**ROWS**.

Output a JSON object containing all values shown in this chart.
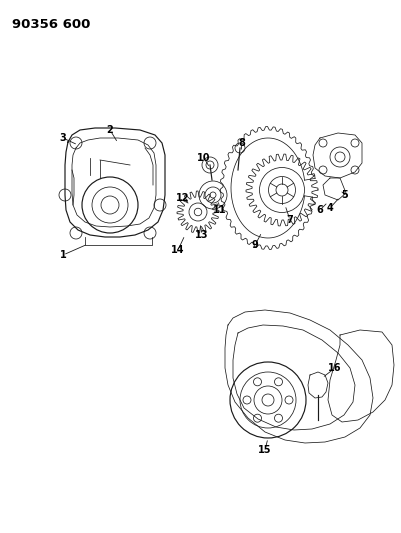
{
  "title": "90356 600",
  "background_color": "#ffffff",
  "line_color": "#1a1a1a",
  "label_color": "#000000",
  "fig_width": 4.02,
  "fig_height": 5.33,
  "dpi": 100,
  "header_fontsize": 9.5,
  "label_fontsize": 7.0,
  "lw_thin": 0.55,
  "lw_med": 0.85,
  "lw_thick": 1.1
}
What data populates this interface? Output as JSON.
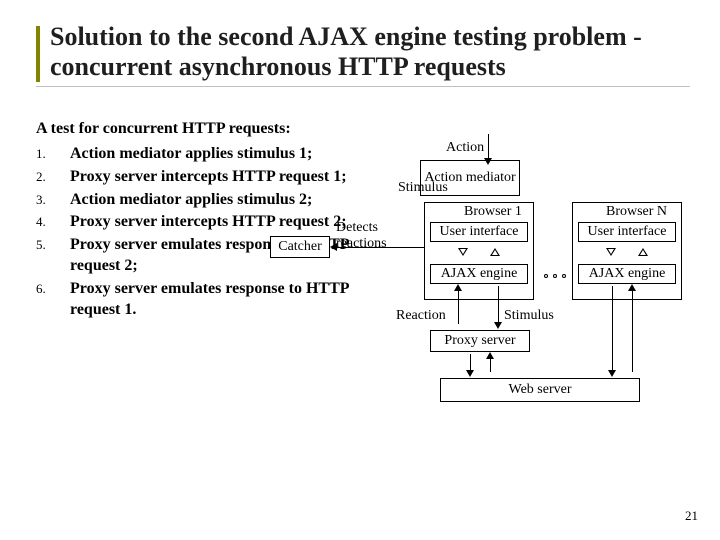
{
  "title": "Solution to the second AJAX engine testing problem - concurrent asynchronous HTTP requests",
  "intro": "A test for concurrent HTTP requests:",
  "steps": [
    {
      "n": "1.",
      "t": "Action mediator applies stimulus 1;"
    },
    {
      "n": "2.",
      "t": "Proxy server intercepts HTTP request 1;"
    },
    {
      "n": "3.",
      "t": "Action mediator applies stimulus 2;"
    },
    {
      "n": "4.",
      "t": "Proxy server intercepts HTTP request 2;"
    },
    {
      "n": "5.",
      "t": "Proxy server emulates response to HTTP request 2;"
    },
    {
      "n": "6.",
      "t": "Proxy server emulates response to HTTP request 1."
    }
  ],
  "diagram": {
    "action_mediator": "Action mediator",
    "catcher": "Catcher",
    "browser1": "Browser 1",
    "user_interface1": "User interface",
    "ajax_engine1": "AJAX engine",
    "browserN": "Browser N",
    "user_interfaceN": "User interface",
    "ajax_engineN": "AJAX engine",
    "proxy_server": "Proxy server",
    "web_server": "Web server",
    "lbl_stimulus_top": "Stimulus",
    "lbl_action": "Action",
    "lbl_detects": "Detects reactions",
    "lbl_reaction": "Reaction",
    "lbl_stimulus_bot": "Stimulus"
  },
  "page_number": "21",
  "colors": {
    "accent": "#848200",
    "underline": "#c0c0c0"
  }
}
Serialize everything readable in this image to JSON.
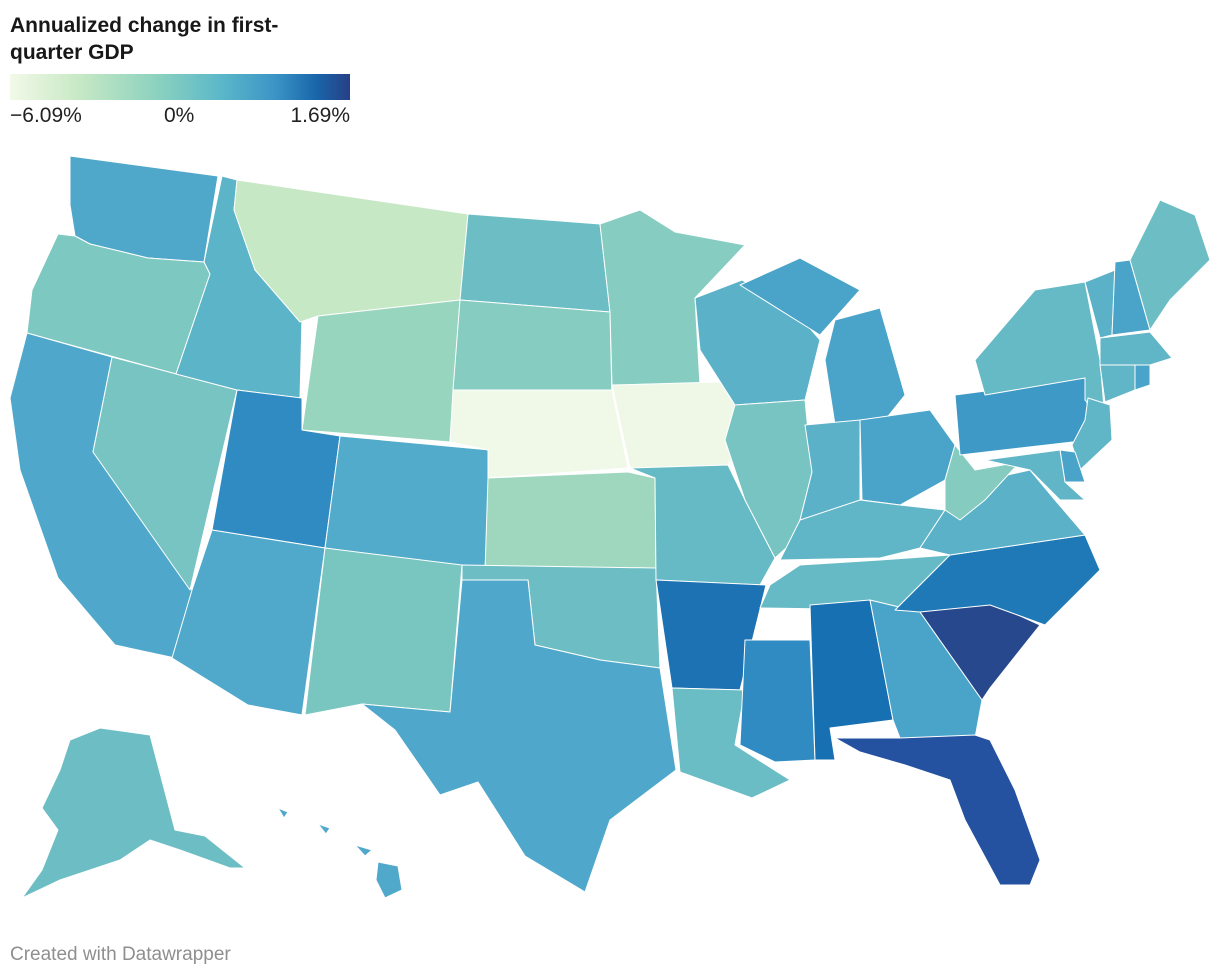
{
  "title": "Annualized change in first-quarter GDP",
  "legend": {
    "min_label": "−6.09%",
    "mid_label": "0%",
    "max_label": "1.69%",
    "min_value": -6.09,
    "mid_value": 0,
    "max_value": 1.69
  },
  "credit": "Created with Datawrapper",
  "chart_data": {
    "type": "choropleth",
    "metric": "Annualized change in first-quarter GDP (%)",
    "color_scale": {
      "min": -6.09,
      "max": 1.69,
      "stops": [
        "#f2f9e8",
        "#c8e9c5",
        "#8fd3bf",
        "#5bb8c9",
        "#3b94c6",
        "#1966aa",
        "#263f86"
      ]
    },
    "states": {
      "WA": "#4fa8c9",
      "OR": "#7ec8c2",
      "CA": "#4fa8cb",
      "NV": "#77c4c2",
      "ID": "#5bb4c7",
      "MT": "#c6e8c5",
      "WY": "#98d5bf",
      "UT": "#2f8bc1",
      "AZ": "#50a9cb",
      "CO": "#52abcb",
      "NM": "#79c6c1",
      "ND": "#6cbec4",
      "SD": "#86ccc0",
      "NE": "#f0f8e8",
      "KS": "#9ed7be",
      "OK": "#6dbec4",
      "TX": "#4fa8cb",
      "MN": "#86ccc0",
      "IA": "#eff8e7",
      "MO": "#66bac5",
      "AR": "#1c72b3",
      "LA": "#6abdc4",
      "WI": "#5ab1c8",
      "IL": "#77c4c2",
      "MI": "#4aa3c9",
      "IN": "#5ab1c8",
      "OH": "#4aa4c9",
      "KY": "#60b6c6",
      "TN": "#66bac5",
      "MS": "#2f8bc1",
      "AL": "#1770b1",
      "GA": "#4aa4c9",
      "FL": "#2452a0",
      "SC": "#28488d",
      "NC": "#2079b7",
      "VA": "#5ab1c8",
      "WV": "#85cbc0",
      "PA": "#3f99c6",
      "NY": "#66bac5",
      "VT": "#5ab1c8",
      "NH": "#4aa4c9",
      "ME": "#6dbec4",
      "MA": "#60b6c6",
      "CT": "#60b6c6",
      "RI": "#4aa4c9",
      "NJ": "#60b6c6",
      "DE": "#4aa4c9",
      "MD": "#60b6c6",
      "AK": "#6dbec4",
      "HI": "#50a9cb"
    }
  }
}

**OBJECTIVE**. Within the listing above, find every line containing the string "Annualized" and return it.

**COMPLETED TASK**.
  "title": "Annualized change in first-quarter GDP",
    "metric": "Annualized change in first-quarter GDP (%)",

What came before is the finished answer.